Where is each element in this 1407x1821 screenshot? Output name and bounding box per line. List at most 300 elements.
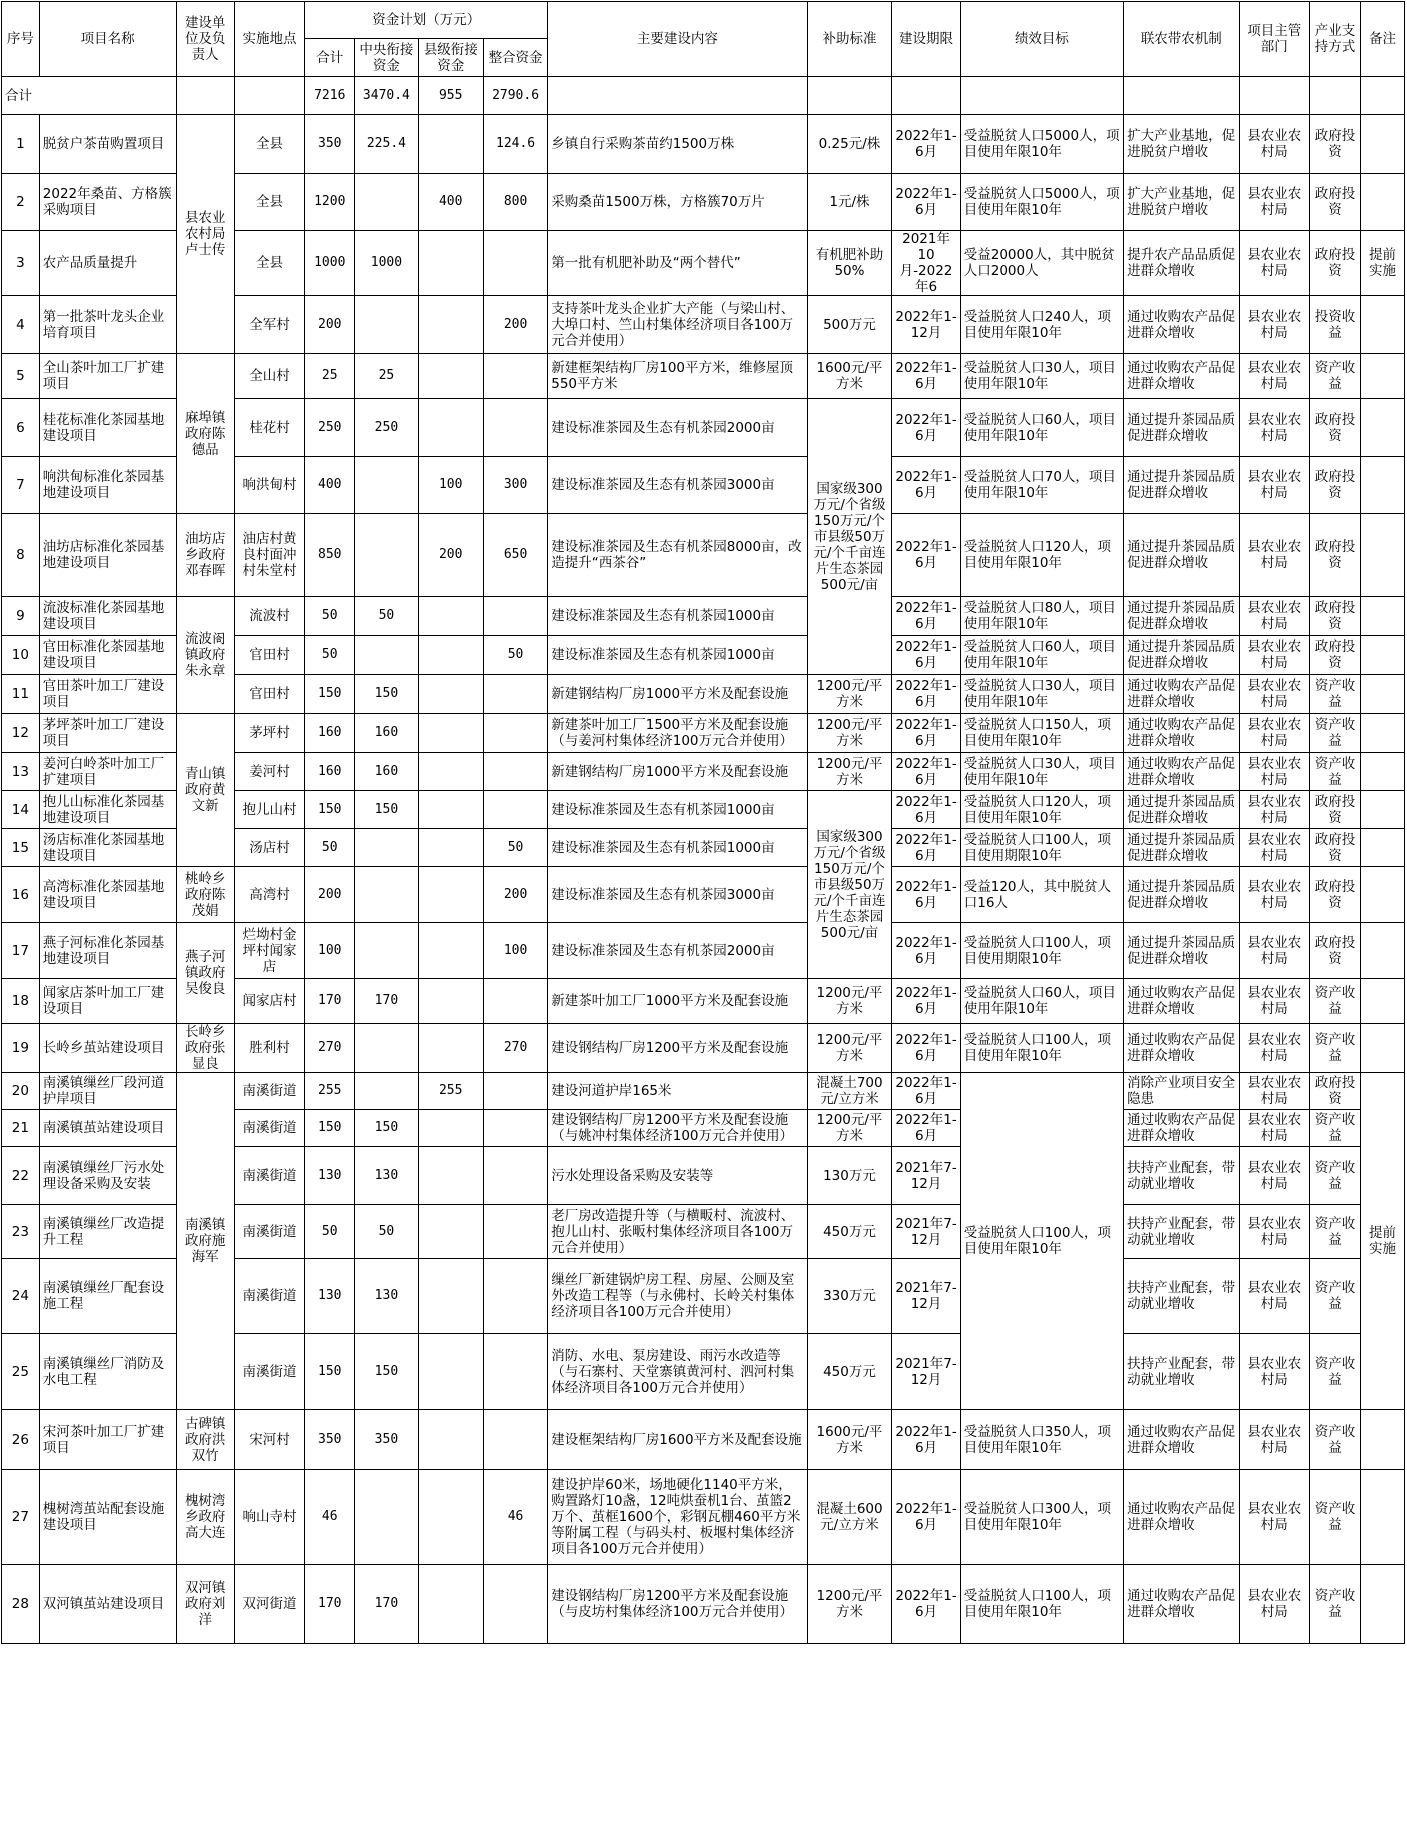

...

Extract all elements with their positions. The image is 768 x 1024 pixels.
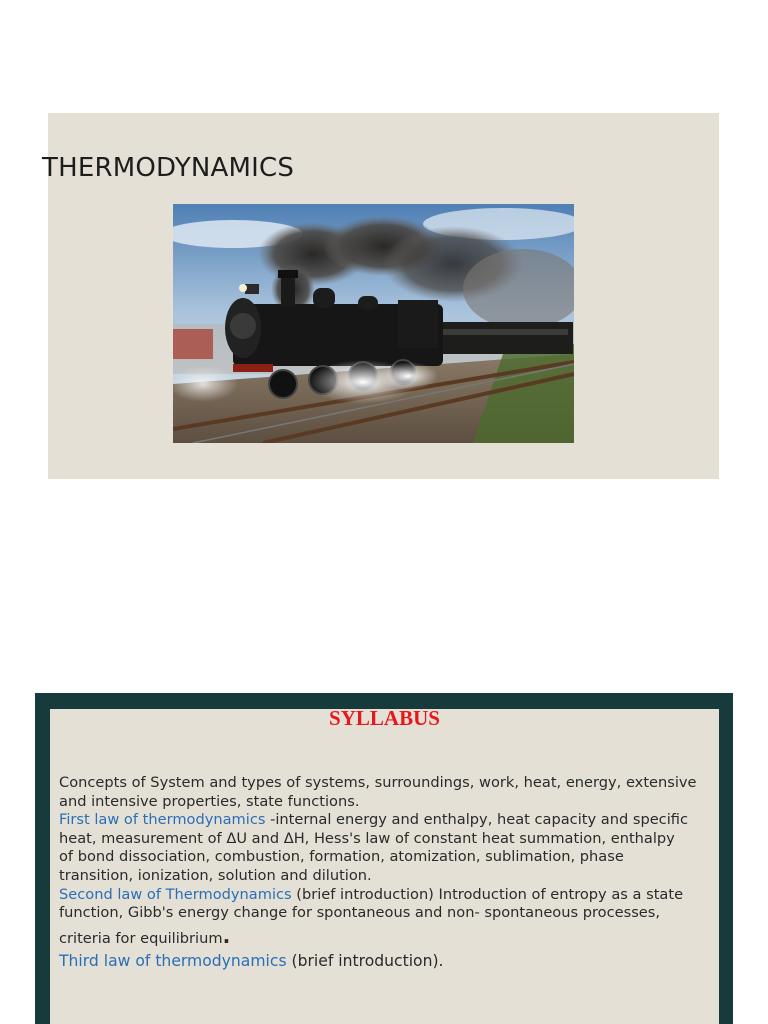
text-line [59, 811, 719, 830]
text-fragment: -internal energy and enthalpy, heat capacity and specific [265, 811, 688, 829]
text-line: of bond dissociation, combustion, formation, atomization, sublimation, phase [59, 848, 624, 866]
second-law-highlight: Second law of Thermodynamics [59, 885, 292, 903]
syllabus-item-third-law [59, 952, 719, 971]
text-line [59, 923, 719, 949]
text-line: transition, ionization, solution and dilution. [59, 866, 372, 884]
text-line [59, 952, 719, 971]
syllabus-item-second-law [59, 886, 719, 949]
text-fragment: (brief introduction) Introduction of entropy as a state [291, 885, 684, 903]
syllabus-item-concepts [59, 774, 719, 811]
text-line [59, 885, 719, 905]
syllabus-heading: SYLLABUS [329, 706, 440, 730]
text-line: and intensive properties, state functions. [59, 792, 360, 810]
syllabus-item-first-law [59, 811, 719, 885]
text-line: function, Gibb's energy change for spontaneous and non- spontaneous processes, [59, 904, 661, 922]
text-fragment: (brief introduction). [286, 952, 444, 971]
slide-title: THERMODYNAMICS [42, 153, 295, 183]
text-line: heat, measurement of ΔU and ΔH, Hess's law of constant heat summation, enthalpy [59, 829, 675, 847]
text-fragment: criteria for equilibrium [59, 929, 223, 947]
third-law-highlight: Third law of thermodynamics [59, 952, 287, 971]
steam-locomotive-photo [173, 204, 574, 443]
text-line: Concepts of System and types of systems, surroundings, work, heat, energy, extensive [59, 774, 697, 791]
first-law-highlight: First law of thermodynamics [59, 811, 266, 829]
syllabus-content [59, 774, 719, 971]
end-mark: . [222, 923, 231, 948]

* [GOAL OF THE EXERCISE]
Recast the data from the line containing "Extract all elements" to the line containing "syllabus-item-first-law [59, 811, 719, 885]", both lines included, as a numbered list without blank lines. Omit the pictures.

* [RESPONSE BELOW]
1. Extract all elements with their positions. The image is 768 x 1024 pixels.
2. text-line [59, 811, 719, 830]
3. text-fragment: -internal energy and enthalpy, heat capacity and specific [265, 811, 688, 829]
4. text-line: of bond dissociation, combustion, formation, atomization, sublimation, phase [59, 848, 624, 866]
5. second-law-highlight: Second law of Thermodynamics [59, 885, 292, 903]
6. syllabus-item-third-law [59, 952, 719, 971]
7. text-line [59, 923, 719, 949]
8. text-line: transition, ionization, solution and dilution. [59, 866, 372, 884]
9. text-line [59, 952, 719, 971]
10. syllabus-item-second-law [59, 886, 719, 949]
11. text-fragment: (brief introduction) Introduction of entropy as a state [291, 885, 684, 903]
12. syllabus-item-concepts [59, 774, 719, 811]
13. text-line [59, 885, 719, 905]
14. syllabus-heading: SYLLABUS [329, 706, 440, 730]
15. text-line: and intensive properties, state functions. [59, 792, 360, 810]
16. syllabus-item-first-law [59, 811, 719, 885]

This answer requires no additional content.